-- GIVEN RECORDS follows --

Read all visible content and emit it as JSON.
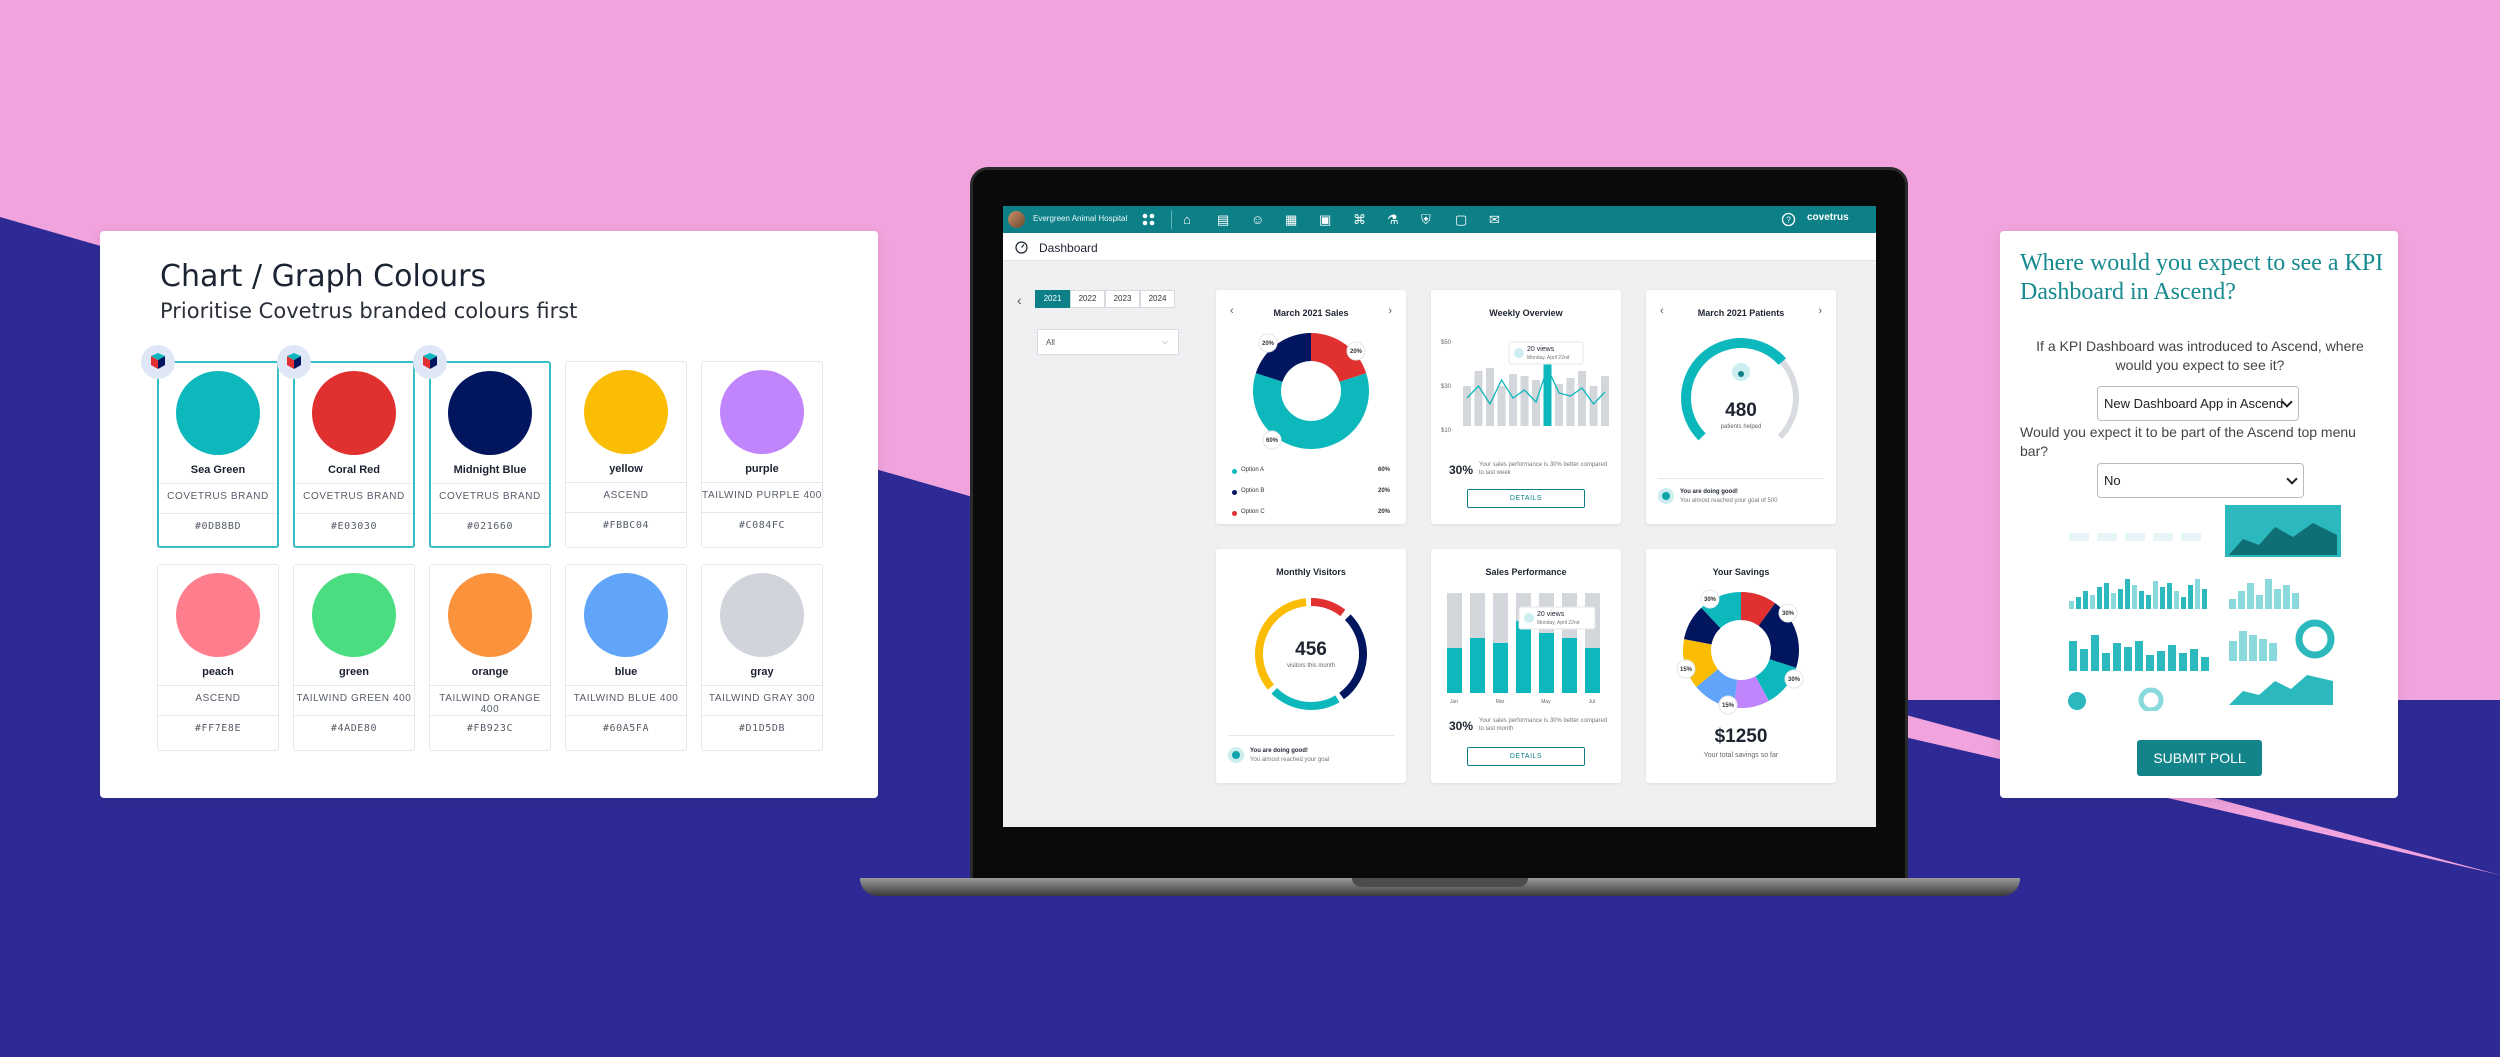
{
  "background": {
    "pink": "#F0A3DC",
    "navy": "#2D2A96"
  },
  "palette": {
    "title": "Chart / Graph Colours",
    "subtitle": "Prioritise Covetrus branded colours first",
    "swatches": [
      {
        "name": "Sea Green",
        "group": "COVETRUS BRAND",
        "hex": "#0DB8BD",
        "brand": true
      },
      {
        "name": "Coral Red",
        "group": "COVETRUS BRAND",
        "hex": "#E03030",
        "brand": true
      },
      {
        "name": "Midnight Blue",
        "group": "COVETRUS BRAND",
        "hex": "#021660",
        "brand": true
      },
      {
        "name": "yellow",
        "group": "ASCEND",
        "hex": "#FBBC04",
        "brand": false
      },
      {
        "name": "purple",
        "group": "TAILWIND PURPLE 400",
        "hex": "#C084FC",
        "brand": false
      },
      {
        "name": "peach",
        "group": "ASCEND",
        "hex": "#FF7E8E",
        "brand": false
      },
      {
        "name": "green",
        "group": "TAILWIND GREEN 400",
        "hex": "#4ADE80",
        "brand": false
      },
      {
        "name": "orange",
        "group": "TAILWIND ORANGE 400",
        "hex": "#FB923C",
        "brand": false
      },
      {
        "name": "blue",
        "group": "TAILWIND BLUE 400",
        "hex": "#60A5FA",
        "brand": false
      },
      {
        "name": "gray",
        "group": "TAILWIND GRAY 300",
        "hex": "#D1D5DB",
        "brand": false
      }
    ]
  },
  "app": {
    "hospital": "Evergreen Animal Hospital",
    "logo": "covetrus",
    "page_title": "Dashboard",
    "nav_icons": [
      "home-icon",
      "records-icon",
      "patient-icon",
      "calendar-icon",
      "clipboard-icon",
      "cart-icon",
      "lab-icon",
      "shield-icon",
      "inbox-icon",
      "chat-icon"
    ],
    "years": [
      "2021",
      "2022",
      "2023",
      "2024"
    ],
    "active_year": "2021",
    "filter_value": "All",
    "sales": {
      "title": "March 2021 Sales",
      "slices": [
        {
          "label": "Option A",
          "value": 60,
          "color": "#0DB8BD"
        },
        {
          "label": "Option B",
          "value": 20,
          "color": "#021660"
        },
        {
          "label": "Option C",
          "value": 20,
          "color": "#E03030"
        }
      ],
      "legend": [
        {
          "label": "Option A",
          "value": "60%"
        },
        {
          "label": "Option B",
          "value": "20%"
        },
        {
          "label": "Option C",
          "value": "20%"
        }
      ],
      "callouts": [
        "20%",
        "20%",
        "60%"
      ]
    },
    "weekly": {
      "title": "Weekly Overview",
      "y_ticks": [
        "$50",
        "$30",
        "$10"
      ],
      "tooltip_title": "20 views",
      "tooltip_sub": "Monday, April 22nd",
      "pct": "30%",
      "desc": "Your sales performance is 30% better compared to last week",
      "button": "DETAILS"
    },
    "patients": {
      "title": "March 2021 Patients",
      "value": "480",
      "caption": "patients helped",
      "fraction": 0.68,
      "good_title": "You are doing good!",
      "good_sub": "You almost reached your goal of 500"
    },
    "visitors": {
      "title": "Monthly Visitors",
      "value": "456",
      "caption": "visitors this month",
      "good_title": "You are doing good!",
      "good_sub": "You almost reached your goal"
    },
    "performance": {
      "title": "Sales Performance",
      "months": [
        "Jan",
        "Mar",
        "May",
        "Jul"
      ],
      "tooltip_title": "20 views",
      "tooltip_sub": "Monday, April 22nd",
      "pct": "30%",
      "desc": "Your sales performance is 30% better compared to last month",
      "button": "DETAILS"
    },
    "savings": {
      "title": "Your Savings",
      "value": "$1250",
      "caption": "Your total savings so far",
      "callouts": [
        "30%",
        "30%",
        "15%",
        "15%",
        "30%"
      ]
    }
  },
  "poll": {
    "title": "Where would you expect to see a KPI Dashboard in Ascend?",
    "q1": "If a KPI Dashboard was introduced to Ascend, where would you expect to see it?",
    "a1": "New Dashboard App in Ascend",
    "q2": "Would you expect it to be part of the Ascend top menu bar?",
    "a2": "No",
    "submit": "SUBMIT POLL"
  }
}
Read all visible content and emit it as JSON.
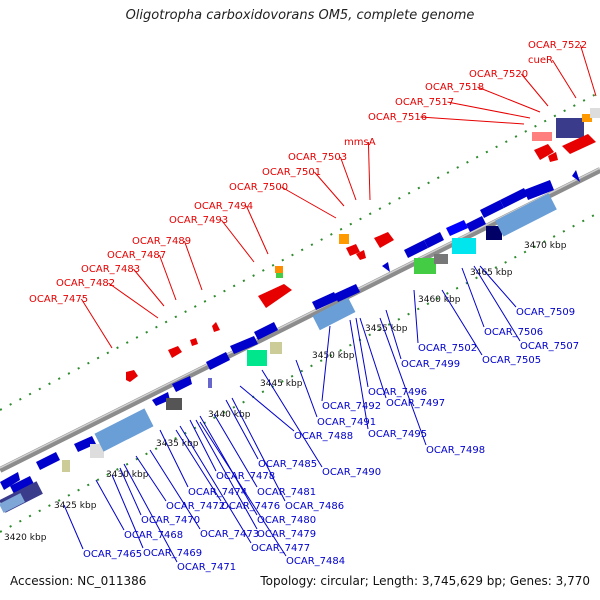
{
  "title": "Oligotropha carboxidovorans OM5, complete genome",
  "footer": {
    "accession": "Accession: NC_011386",
    "topology": "Topology: circular; Length: 3,745,629 bp; Genes: 3,770"
  },
  "colors": {
    "forward_label": "#e60000",
    "reverse_label": "#0000cc",
    "backbone": "#8c8c8c",
    "tick": "#2e8b2e"
  },
  "scale_labels": [
    "3420 kbp",
    "3425 kbp",
    "3430 kbp",
    "3435 kbp",
    "3440 kbp",
    "3445 kbp",
    "3450 kbp",
    "3455 kbp",
    "3460 kbp",
    "3465 kbp",
    "3470 kbp"
  ],
  "forward_labels": [
    "OCAR_7475",
    "OCAR_7482",
    "OCAR_7483",
    "OCAR_7487",
    "OCAR_7489",
    "OCAR_7493",
    "OCAR_7494",
    "OCAR_7500",
    "OCAR_7501",
    "OCAR_7503",
    "mmsA",
    "OCAR_7516",
    "OCAR_7517",
    "OCAR_7518",
    "OCAR_7520",
    "cueR",
    "OCAR_7522"
  ],
  "reverse_labels": [
    "OCAR_7465",
    "OCAR_7468",
    "OCAR_7469",
    "OCAR_7470",
    "OCAR_7471",
    "OCAR_7472",
    "OCAR_7473",
    "OCAR_7474",
    "OCAR_7476",
    "OCAR_7477",
    "OCAR_7478",
    "OCAR_7479",
    "OCAR_7480",
    "OCAR_7481",
    "OCAR_7484",
    "OCAR_7485",
    "OCAR_7486",
    "OCAR_7488",
    "OCAR_7490",
    "OCAR_7491",
    "OCAR_7492",
    "OCAR_7495",
    "OCAR_7496",
    "OCAR_7497",
    "OCAR_7498",
    "OCAR_7499",
    "OCAR_7502",
    "OCAR_7505",
    "OCAR_7506",
    "OCAR_7507",
    "OCAR_7509"
  ]
}
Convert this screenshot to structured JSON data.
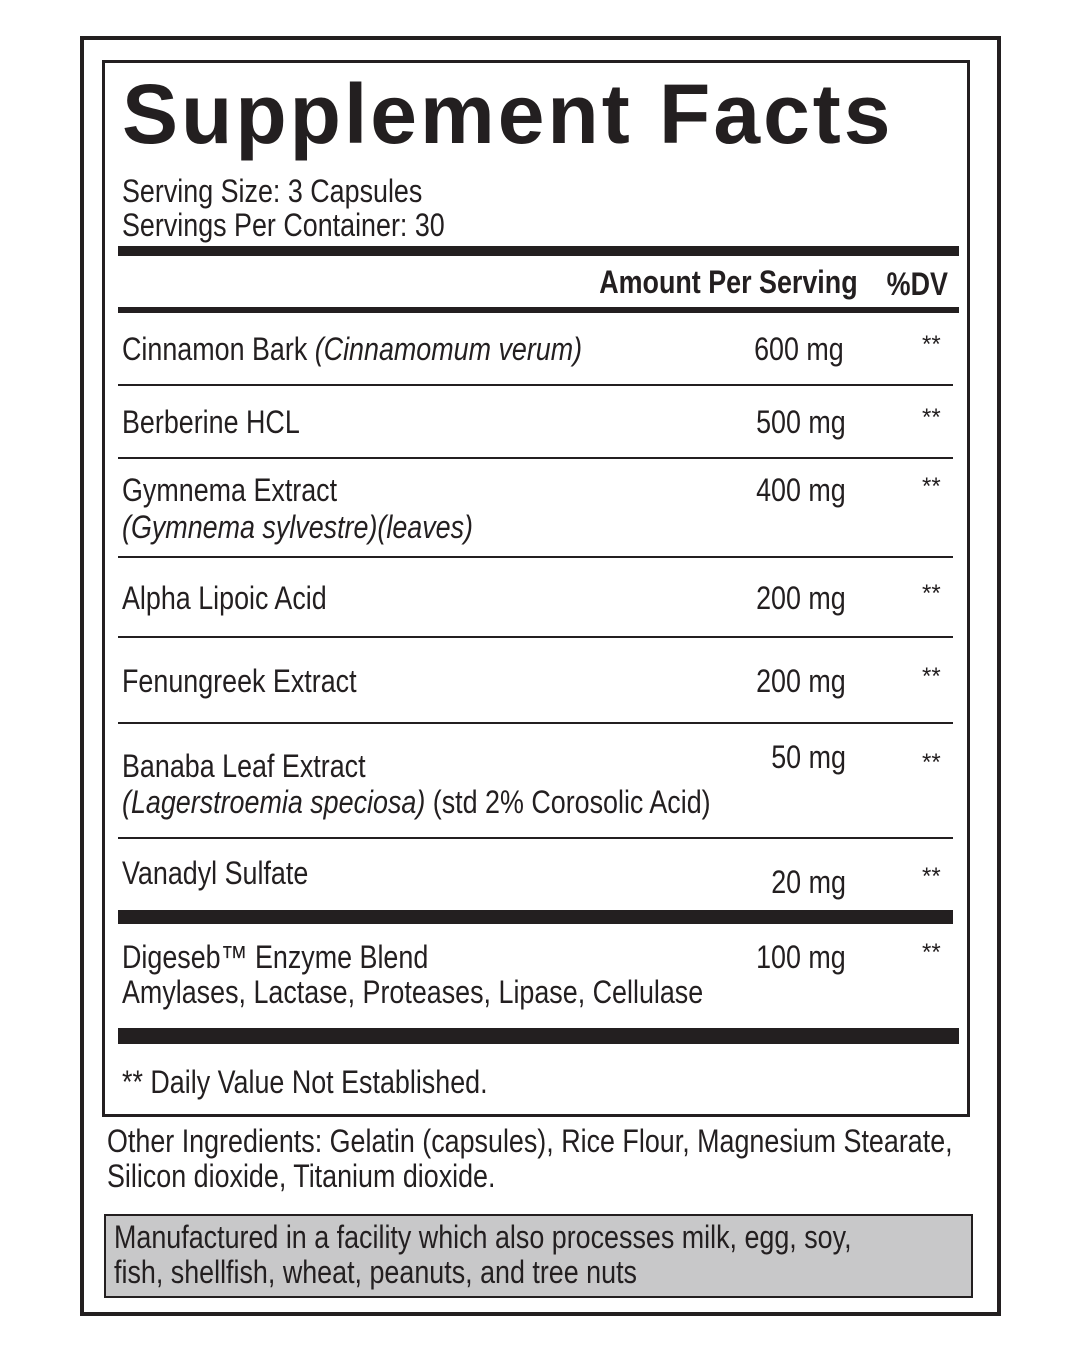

-- GIVEN RECORDS concluded --

TASK DETAILS:
A word-for-word copy of the listing is needed, with no pictures in it.

ANSWER SECTION:
Read all visible content and emit it as JSON.
{
  "background": {
    "pink": "#F0A3DC",
    "navy": "#2D2A96"
  },
  "palette": {
    "title": "Chart / Graph Colours",
    "subtitle": "Prioritise Covetrus branded colours first",
    "swatches": [
      {
        "name": "Sea Green",
        "group": "COVETRUS BRAND",
        "hex": "#0DB8BD",
        "brand": true
      },
      {
        "name": "Coral Red",
        "group": "COVETRUS BRAND",
        "hex": "#E03030",
        "brand": true
      },
      {
        "name": "Midnight Blue",
        "group": "COVETRUS BRAND",
        "hex": "#021660",
        "brand": true
      },
      {
        "name": "yellow",
        "group": "ASCEND",
        "hex": "#FBBC04",
        "brand": false
      },
      {
        "name": "purple",
        "group": "TAILWIND PURPLE 400",
        "hex": "#C084FC",
        "brand": false
      },
      {
        "name": "peach",
        "group": "ASCEND",
        "hex": "#FF7E8E",
        "brand": false
      },
      {
        "name": "green",
        "group": "TAILWIND GREEN 400",
        "hex": "#4ADE80",
        "brand": false
      },
      {
        "name": "orange",
        "group": "TAILWIND ORANGE 400",
        "hex": "#FB923C",
        "brand": false
      },
      {
        "name": "blue",
        "group": "TAILWIND BLUE 400",
        "hex": "#60A5FA",
        "brand": false
      },
      {
        "name": "gray",
        "group": "TAILWIND GRAY 300",
        "hex": "#D1D5DB",
        "brand": false
      }
    ]
  },
  "app": {
    "hospital": "Evergreen Animal Hospital",
    "logo": "covetrus",
    "page_title": "Dashboard",
    "nav_icons": [
      "home-icon",
      "records-icon",
      "patient-icon",
      "calendar-icon",
      "clipboard-icon",
      "cart-icon",
      "lab-icon",
      "shield-icon",
      "inbox-icon",
      "chat-icon"
    ],
    "years": [
      "2021",
      "2022",
      "2023",
      "2024"
    ],
    "active_year": "2021",
    "filter_value": "All",
    "sales": {
      "title": "March 2021 Sales",
      "slices": [
        {
          "label": "Option A",
          "value": 60,
          "color": "#0DB8BD"
        },
        {
          "label": "Option B",
          "value": 20,
          "color": "#021660"
        },
        {
          "label": "Option C",
          "value": 20,
          "color": "#E03030"
        }
      ],
      "legend": [
        {
          "label": "Option A",
          "value": "60%"
        },
        {
          "label": "Option B",
          "value": "20%"
        },
        {
          "label": "Option C",
          "value": "20%"
        }
      ],
      "callouts": [
        "20%",
        "20%",
        "60%"
      ]
    },
    "weekly": {
      "title": "Weekly Overview",
      "y_ticks": [
        "$50",
        "$30",
        "$10"
      ],
      "tooltip_title": "20 views",
      "tooltip_sub": "Monday, April 22nd",
      "pct": "30%",
      "desc": "Your sales performance is 30% better compared to last week",
      "button": "DETAILS"
    },
    "patients": {
      "title": "March 2021 Patients",
      "value": "480",
      "caption": "patients helped",
      "fraction": 0.68,
      "good_title": "You are doing good!",
      "good_sub": "You almost reached your goal of 500"
    },
    "visitors": {
      "title": "Monthly Visitors",
      "value": "456",
      "caption": "visitors this month",
      "good_title": "You are doing good!",
      "good_sub": "You almost reached your goal"
    },
    "performance": {
      "title": "Sales Performance",
      "months": [
        "Jan",
        "Mar",
        "May",
        "Jul"
      ],
      "tooltip_title": "20 views",
      "tooltip_sub": "Monday, April 22nd",
      "pct": "30%",
      "desc": "Your sales performance is 30% better compared to last month",
      "button": "DETAILS"
    },
    "savings": {
      "title": "Your Savings",
      "value": "$1250",
      "caption": "Your total savings so far",
      "callouts": [
        "30%",
        "30%",
        "15%",
        "15%",
        "30%"
      ]
    }
  },
  "poll": {
    "title": "Where would you expect to see a KPI Dashboard in Ascend?",
    "q1": "If a KPI Dashboard was introduced to Ascend, where would you expect to see it?",
    "a1": "New Dashboard App in Ascend",
    "q2": "Would you expect it to be part of the Ascend top menu bar?",
    "a2": "No",
    "submit": "SUBMIT POLL"
  }
}
Read all visible content and emit it as JSON.
{
  "title": "Oligotropha carboxidovorans OM5, complete genome",
  "footer": {
    "accession": "Accession: NC_011386",
    "topology": "Topology: circular; Length: 3,745,629 bp; Genes: 3,770"
  },
  "colors": {
    "forward_label": "#e60000",
    "reverse_label": "#0000cc",
    "backbone": "#8c8c8c",
    "tick": "#2e8b2e"
  },
  "scale_labels": [
    "3420 kbp",
    "3425 kbp",
    "3430 kbp",
    "3435 kbp",
    "3440 kbp",
    "3445 kbp",
    "3450 kbp",
    "3455 kbp",
    "3460 kbp",
    "3465 kbp",
    "3470 kbp"
  ],
  "forward_labels": [
    "OCAR_7475",
    "OCAR_7482",
    "OCAR_7483",
    "OCAR_7487",
    "OCAR_7489",
    "OCAR_7493",
    "OCAR_7494",
    "OCAR_7500",
    "OCAR_7501",
    "OCAR_7503",
    "mmsA",
    "OCAR_7516",
    "OCAR_7517",
    "OCAR_7518",
    "OCAR_7520",
    "cueR",
    "OCAR_7522"
  ],
  "reverse_labels": [
    "OCAR_7465",
    "OCAR_7468",
    "OCAR_7469",
    "OCAR_7470",
    "OCAR_7471",
    "OCAR_7472",
    "OCAR_7473",
    "OCAR_7474",
    "OCAR_7476",
    "OCAR_7477",
    "OCAR_7478",
    "OCAR_7479",
    "OCAR_7480",
    "OCAR_7481",
    "OCAR_7484",
    "OCAR_7485",
    "OCAR_7486",
    "OCAR_7488",
    "OCAR_7490",
    "OCAR_7491",
    "OCAR_7492",
    "OCAR_7495",
    "OCAR_7496",
    "OCAR_7497",
    "OCAR_7498",
    "OCAR_7499",
    "OCAR_7502",
    "OCAR_7505",
    "OCAR_7506",
    "OCAR_7507",
    "OCAR_7509"
  ]
}
Convert this screenshot to structured JSON data.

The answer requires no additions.